***** Recorded information

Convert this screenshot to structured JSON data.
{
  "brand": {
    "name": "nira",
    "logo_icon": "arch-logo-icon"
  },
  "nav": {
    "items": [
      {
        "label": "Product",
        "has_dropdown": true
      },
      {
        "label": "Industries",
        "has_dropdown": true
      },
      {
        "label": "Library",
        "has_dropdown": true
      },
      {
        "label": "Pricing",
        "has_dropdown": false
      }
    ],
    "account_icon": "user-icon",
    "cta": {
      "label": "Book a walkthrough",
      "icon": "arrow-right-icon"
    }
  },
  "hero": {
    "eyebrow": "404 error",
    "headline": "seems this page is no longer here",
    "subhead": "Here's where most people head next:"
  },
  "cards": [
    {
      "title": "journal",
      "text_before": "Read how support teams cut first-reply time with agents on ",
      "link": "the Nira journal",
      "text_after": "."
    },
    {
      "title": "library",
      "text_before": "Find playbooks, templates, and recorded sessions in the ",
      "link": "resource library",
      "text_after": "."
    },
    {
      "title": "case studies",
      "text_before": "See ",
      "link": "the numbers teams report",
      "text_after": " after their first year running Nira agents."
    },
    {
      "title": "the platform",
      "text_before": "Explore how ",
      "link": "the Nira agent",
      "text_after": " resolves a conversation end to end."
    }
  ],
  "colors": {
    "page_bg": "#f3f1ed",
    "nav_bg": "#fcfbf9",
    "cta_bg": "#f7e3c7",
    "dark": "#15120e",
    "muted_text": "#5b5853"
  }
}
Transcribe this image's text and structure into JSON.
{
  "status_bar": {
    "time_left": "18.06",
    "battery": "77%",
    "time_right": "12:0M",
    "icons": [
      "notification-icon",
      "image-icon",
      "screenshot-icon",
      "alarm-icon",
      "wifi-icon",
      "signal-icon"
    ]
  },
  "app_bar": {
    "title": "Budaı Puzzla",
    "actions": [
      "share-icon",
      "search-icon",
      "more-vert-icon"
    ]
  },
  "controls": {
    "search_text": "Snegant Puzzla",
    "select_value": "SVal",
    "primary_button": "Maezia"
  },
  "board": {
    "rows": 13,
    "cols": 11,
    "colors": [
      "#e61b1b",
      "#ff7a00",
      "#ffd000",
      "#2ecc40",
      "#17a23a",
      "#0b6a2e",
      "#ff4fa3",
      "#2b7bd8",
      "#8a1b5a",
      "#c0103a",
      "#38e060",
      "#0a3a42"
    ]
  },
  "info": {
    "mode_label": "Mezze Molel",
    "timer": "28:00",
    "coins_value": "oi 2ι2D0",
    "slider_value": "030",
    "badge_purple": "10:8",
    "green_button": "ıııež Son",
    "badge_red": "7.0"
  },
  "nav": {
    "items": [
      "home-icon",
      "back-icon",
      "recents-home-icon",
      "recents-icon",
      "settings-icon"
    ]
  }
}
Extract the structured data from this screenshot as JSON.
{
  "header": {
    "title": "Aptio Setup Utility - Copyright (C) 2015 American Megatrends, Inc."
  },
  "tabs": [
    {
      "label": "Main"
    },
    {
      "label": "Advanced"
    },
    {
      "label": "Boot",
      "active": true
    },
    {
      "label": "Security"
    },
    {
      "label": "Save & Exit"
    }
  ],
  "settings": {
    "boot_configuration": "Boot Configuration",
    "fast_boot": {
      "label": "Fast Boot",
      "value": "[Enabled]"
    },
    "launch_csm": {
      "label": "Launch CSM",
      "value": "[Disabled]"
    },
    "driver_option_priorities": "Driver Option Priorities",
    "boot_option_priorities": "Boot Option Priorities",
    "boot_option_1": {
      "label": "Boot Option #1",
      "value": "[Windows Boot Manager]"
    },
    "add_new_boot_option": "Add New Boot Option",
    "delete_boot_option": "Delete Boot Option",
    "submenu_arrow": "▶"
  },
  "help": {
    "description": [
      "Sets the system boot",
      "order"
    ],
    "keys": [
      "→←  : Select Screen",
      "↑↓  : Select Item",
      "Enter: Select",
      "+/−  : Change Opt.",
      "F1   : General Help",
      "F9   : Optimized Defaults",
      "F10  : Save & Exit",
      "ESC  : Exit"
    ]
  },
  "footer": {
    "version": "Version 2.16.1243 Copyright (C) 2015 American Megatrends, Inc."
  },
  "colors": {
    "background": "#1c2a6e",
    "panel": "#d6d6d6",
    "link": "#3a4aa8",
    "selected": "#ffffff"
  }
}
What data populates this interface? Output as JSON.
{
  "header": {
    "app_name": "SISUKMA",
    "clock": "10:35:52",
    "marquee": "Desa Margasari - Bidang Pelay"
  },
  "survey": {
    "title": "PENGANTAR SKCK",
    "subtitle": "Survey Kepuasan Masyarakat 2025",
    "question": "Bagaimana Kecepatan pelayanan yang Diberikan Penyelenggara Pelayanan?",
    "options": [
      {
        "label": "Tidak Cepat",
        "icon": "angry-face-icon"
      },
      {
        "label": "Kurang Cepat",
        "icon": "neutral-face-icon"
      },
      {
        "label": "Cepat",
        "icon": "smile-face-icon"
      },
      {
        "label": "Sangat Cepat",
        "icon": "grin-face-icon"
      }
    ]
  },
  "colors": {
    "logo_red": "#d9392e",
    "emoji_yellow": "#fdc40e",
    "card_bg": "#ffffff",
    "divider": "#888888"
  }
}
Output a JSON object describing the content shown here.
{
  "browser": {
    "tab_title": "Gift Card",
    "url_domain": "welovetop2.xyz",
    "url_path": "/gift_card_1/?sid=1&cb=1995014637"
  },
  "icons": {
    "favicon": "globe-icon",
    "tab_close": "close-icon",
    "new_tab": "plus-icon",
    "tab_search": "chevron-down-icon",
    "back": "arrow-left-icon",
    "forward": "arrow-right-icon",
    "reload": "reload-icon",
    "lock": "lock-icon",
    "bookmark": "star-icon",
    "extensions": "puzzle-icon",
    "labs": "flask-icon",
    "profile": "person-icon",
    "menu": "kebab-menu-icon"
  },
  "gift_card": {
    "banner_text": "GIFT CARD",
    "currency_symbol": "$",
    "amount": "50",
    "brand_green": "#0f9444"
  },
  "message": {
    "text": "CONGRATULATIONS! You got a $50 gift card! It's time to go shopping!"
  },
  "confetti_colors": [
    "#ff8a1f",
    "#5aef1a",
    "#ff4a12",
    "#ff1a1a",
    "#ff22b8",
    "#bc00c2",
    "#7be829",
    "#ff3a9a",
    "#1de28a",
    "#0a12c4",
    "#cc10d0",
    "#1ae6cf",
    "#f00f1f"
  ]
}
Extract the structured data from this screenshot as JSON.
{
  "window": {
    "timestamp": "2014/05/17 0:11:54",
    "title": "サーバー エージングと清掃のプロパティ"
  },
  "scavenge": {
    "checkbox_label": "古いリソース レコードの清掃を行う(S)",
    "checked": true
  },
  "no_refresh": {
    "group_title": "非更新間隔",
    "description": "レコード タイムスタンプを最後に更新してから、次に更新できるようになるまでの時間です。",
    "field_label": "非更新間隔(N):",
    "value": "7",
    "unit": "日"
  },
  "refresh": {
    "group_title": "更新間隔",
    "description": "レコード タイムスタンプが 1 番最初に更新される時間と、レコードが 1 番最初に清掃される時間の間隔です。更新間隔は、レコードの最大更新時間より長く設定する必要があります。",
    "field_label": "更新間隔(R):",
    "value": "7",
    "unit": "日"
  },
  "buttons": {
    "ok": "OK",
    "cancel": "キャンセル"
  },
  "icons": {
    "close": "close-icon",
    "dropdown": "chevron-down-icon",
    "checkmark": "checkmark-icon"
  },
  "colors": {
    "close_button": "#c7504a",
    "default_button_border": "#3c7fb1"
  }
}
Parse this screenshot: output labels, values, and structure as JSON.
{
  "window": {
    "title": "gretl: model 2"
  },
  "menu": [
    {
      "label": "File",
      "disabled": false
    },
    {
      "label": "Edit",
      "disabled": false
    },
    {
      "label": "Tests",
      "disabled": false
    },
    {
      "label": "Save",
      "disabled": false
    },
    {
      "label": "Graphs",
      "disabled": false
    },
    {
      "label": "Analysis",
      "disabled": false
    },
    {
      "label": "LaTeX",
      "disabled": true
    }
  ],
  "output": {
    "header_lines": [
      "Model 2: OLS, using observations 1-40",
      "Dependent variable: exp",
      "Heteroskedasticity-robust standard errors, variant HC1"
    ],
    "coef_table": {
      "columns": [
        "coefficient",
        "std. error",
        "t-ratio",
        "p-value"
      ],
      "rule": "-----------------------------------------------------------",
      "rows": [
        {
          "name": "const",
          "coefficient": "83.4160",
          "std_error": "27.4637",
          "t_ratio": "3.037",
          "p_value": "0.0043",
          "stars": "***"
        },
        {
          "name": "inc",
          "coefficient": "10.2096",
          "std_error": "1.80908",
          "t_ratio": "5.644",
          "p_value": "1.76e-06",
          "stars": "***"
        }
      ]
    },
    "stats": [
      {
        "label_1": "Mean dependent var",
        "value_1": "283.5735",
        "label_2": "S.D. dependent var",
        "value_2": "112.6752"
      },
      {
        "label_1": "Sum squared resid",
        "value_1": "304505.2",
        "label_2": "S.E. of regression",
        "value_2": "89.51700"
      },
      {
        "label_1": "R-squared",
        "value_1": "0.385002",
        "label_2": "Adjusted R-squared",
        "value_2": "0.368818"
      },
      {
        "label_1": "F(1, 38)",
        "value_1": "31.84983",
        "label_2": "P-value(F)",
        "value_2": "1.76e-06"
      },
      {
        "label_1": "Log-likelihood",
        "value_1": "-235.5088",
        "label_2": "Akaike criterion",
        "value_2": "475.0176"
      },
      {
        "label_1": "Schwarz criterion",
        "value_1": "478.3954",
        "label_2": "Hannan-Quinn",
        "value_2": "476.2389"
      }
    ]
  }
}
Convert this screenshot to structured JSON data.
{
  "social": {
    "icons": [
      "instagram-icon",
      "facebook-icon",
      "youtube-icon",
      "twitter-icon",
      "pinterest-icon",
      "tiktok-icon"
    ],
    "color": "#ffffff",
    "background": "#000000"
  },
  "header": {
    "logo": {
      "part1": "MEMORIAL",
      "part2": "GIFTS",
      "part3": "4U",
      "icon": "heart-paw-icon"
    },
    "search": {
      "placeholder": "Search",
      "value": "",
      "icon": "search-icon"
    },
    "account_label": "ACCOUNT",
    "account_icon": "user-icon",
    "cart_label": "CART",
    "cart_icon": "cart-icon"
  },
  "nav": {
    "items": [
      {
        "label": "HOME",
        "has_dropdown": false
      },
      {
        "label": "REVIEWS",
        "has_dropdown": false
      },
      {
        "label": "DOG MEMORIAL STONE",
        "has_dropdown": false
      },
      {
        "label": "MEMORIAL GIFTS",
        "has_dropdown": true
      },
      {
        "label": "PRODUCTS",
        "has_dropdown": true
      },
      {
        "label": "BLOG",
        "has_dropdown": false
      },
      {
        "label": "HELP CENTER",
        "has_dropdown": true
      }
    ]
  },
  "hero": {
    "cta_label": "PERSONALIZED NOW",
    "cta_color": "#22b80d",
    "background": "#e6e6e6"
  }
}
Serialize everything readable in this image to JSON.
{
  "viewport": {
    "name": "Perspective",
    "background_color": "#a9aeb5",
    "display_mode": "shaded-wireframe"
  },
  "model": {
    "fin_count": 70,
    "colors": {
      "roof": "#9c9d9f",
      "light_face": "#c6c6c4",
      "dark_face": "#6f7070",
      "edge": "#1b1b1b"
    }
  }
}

**********

From the entries above, extract each line containing "Priorities".

    "driver_option_priorities": "Driver Option Priorities",
    "boot_option_priorities": "Boot Option Priorities",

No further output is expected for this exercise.